### WHAT THE TASK ASKS
Check each line of the records below for the word "Désignation" and copy those where it appears.
———
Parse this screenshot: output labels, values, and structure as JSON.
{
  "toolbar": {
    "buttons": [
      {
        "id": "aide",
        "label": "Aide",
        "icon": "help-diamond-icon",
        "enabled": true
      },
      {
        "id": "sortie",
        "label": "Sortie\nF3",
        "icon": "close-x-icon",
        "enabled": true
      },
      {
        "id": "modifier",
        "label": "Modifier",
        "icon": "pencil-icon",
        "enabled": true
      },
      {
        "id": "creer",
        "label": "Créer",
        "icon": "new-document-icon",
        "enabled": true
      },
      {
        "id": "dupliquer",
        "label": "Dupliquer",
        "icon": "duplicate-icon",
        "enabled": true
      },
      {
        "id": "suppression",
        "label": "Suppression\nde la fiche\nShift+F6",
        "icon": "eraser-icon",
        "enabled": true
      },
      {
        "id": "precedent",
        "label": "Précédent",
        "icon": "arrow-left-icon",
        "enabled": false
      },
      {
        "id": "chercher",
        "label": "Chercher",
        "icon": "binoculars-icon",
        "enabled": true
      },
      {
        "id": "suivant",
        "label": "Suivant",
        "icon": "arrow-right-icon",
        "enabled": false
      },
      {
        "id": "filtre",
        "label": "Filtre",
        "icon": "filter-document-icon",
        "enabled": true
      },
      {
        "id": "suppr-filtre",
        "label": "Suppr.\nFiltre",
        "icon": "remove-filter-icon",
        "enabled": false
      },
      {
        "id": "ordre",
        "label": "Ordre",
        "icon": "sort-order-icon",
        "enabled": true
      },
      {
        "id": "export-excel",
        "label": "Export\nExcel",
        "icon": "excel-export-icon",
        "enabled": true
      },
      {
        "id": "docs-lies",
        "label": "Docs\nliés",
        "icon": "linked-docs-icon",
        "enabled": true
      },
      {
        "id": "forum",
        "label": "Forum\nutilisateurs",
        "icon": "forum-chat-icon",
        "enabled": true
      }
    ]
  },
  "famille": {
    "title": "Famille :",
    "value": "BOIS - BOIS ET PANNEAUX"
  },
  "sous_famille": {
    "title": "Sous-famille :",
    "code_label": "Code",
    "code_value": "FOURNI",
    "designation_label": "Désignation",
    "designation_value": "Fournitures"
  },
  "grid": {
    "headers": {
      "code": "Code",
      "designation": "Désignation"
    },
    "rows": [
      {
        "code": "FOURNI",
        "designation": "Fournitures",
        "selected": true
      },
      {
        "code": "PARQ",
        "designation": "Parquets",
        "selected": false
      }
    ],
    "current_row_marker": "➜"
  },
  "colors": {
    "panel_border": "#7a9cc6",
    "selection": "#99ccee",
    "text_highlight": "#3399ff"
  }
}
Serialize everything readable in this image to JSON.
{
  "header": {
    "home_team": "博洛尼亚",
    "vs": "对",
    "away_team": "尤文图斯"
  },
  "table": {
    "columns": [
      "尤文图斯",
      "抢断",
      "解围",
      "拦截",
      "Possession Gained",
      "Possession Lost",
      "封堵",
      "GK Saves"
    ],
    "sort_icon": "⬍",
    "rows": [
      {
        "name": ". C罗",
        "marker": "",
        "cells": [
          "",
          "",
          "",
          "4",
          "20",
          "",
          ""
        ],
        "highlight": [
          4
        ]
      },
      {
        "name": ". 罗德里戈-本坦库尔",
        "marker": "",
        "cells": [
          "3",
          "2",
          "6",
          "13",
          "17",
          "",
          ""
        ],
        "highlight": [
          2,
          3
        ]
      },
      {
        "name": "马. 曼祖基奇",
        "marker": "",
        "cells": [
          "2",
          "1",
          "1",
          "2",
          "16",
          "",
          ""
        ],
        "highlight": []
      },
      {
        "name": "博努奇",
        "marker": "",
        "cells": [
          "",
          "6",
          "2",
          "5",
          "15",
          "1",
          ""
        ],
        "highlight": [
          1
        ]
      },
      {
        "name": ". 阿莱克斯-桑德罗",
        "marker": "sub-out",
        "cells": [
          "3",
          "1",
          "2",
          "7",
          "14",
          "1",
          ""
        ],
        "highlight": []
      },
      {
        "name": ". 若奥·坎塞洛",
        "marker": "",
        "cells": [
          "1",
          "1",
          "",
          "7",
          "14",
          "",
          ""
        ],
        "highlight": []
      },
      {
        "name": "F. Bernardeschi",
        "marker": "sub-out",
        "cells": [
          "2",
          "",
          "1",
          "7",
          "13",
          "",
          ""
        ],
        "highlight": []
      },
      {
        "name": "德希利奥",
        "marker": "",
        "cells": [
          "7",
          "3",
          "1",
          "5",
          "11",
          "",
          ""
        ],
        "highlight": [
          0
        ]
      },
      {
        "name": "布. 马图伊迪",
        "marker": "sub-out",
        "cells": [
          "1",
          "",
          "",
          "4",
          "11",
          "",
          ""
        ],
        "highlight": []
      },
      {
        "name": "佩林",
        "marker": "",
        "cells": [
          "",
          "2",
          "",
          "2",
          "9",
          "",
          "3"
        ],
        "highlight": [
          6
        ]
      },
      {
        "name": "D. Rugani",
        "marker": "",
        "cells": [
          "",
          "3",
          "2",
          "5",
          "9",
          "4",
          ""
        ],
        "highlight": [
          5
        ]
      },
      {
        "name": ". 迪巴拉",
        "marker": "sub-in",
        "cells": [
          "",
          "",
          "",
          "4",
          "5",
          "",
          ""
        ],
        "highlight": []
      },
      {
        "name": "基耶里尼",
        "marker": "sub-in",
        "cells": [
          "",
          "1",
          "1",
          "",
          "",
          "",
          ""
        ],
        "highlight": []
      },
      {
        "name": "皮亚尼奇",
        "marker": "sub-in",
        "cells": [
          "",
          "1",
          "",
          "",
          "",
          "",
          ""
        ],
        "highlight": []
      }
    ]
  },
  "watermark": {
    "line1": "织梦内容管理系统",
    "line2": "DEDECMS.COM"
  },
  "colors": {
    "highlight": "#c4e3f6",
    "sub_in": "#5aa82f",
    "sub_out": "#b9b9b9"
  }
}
———
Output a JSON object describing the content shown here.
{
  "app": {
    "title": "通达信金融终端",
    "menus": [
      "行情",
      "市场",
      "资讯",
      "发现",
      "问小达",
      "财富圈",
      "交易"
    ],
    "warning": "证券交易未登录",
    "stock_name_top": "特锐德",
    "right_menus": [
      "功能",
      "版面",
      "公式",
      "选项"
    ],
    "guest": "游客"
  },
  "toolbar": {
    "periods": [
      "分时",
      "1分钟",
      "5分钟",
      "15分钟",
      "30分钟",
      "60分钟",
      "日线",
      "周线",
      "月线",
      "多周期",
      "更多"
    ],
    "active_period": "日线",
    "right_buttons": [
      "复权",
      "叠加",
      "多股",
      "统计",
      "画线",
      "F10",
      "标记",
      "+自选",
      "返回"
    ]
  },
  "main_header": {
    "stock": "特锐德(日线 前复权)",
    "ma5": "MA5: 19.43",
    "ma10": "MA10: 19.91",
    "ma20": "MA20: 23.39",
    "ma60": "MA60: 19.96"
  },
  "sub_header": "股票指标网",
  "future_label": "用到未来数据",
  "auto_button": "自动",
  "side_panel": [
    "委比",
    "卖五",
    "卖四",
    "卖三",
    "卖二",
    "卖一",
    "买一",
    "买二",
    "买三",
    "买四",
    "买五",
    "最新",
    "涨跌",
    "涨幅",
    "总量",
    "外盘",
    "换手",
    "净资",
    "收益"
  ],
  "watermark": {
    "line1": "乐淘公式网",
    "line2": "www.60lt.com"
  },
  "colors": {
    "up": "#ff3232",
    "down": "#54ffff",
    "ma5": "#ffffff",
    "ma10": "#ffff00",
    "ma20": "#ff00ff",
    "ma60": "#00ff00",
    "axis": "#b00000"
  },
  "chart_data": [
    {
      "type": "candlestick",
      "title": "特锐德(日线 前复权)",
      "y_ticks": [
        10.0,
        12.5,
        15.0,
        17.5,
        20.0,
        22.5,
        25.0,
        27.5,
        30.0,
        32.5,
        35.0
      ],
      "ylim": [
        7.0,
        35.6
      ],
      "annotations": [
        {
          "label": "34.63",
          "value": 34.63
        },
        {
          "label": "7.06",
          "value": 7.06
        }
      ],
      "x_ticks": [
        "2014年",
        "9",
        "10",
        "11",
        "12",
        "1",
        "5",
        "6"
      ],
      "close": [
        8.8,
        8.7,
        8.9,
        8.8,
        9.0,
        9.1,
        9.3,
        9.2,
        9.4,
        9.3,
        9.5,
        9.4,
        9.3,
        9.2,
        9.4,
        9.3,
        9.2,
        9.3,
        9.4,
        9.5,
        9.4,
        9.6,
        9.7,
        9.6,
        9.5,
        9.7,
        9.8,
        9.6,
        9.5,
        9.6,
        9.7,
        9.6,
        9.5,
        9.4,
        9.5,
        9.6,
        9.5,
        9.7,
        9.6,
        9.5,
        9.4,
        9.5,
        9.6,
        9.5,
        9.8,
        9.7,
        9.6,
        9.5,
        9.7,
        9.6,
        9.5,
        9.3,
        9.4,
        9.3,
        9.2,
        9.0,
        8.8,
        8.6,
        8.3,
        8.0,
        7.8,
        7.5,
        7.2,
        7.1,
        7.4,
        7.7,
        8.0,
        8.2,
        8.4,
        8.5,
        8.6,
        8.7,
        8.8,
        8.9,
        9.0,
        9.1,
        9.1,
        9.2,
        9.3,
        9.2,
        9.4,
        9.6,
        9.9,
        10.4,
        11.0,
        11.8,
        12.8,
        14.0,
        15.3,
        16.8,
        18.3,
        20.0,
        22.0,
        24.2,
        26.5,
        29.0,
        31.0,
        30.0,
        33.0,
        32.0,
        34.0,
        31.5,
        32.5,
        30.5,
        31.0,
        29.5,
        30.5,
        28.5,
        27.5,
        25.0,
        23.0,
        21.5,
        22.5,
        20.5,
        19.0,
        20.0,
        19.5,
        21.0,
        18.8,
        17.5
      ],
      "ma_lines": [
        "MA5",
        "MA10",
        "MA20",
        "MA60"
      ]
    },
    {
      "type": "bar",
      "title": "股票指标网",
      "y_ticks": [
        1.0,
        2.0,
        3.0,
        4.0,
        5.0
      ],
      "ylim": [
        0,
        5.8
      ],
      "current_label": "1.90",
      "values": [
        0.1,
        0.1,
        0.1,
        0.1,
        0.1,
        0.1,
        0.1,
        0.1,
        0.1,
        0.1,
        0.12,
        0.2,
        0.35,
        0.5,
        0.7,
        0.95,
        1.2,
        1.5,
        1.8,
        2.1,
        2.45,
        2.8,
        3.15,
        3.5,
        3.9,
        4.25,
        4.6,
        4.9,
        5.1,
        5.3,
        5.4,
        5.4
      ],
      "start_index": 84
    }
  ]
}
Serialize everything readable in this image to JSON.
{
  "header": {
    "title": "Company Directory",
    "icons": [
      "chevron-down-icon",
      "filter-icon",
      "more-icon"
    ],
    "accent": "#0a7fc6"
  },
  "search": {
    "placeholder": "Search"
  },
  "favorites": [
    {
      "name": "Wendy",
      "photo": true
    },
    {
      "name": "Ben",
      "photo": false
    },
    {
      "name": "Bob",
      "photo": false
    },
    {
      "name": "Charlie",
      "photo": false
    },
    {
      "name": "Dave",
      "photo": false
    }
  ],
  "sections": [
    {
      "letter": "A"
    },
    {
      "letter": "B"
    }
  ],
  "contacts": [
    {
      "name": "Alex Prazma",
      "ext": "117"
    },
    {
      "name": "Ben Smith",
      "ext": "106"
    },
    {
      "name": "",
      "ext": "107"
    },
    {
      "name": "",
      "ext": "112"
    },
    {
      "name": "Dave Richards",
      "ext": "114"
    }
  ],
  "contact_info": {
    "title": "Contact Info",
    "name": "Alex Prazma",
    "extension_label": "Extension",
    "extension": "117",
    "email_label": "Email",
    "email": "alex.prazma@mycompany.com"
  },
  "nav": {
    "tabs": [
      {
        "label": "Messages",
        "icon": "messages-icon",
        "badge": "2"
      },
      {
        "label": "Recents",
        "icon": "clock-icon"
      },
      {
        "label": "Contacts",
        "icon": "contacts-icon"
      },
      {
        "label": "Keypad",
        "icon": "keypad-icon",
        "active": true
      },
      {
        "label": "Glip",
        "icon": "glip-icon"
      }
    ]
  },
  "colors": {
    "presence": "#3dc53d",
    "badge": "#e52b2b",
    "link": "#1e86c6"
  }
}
———
### WRITTEN RESPONSE
    "designation_label": "Désignation",
      "designation": "Désignation"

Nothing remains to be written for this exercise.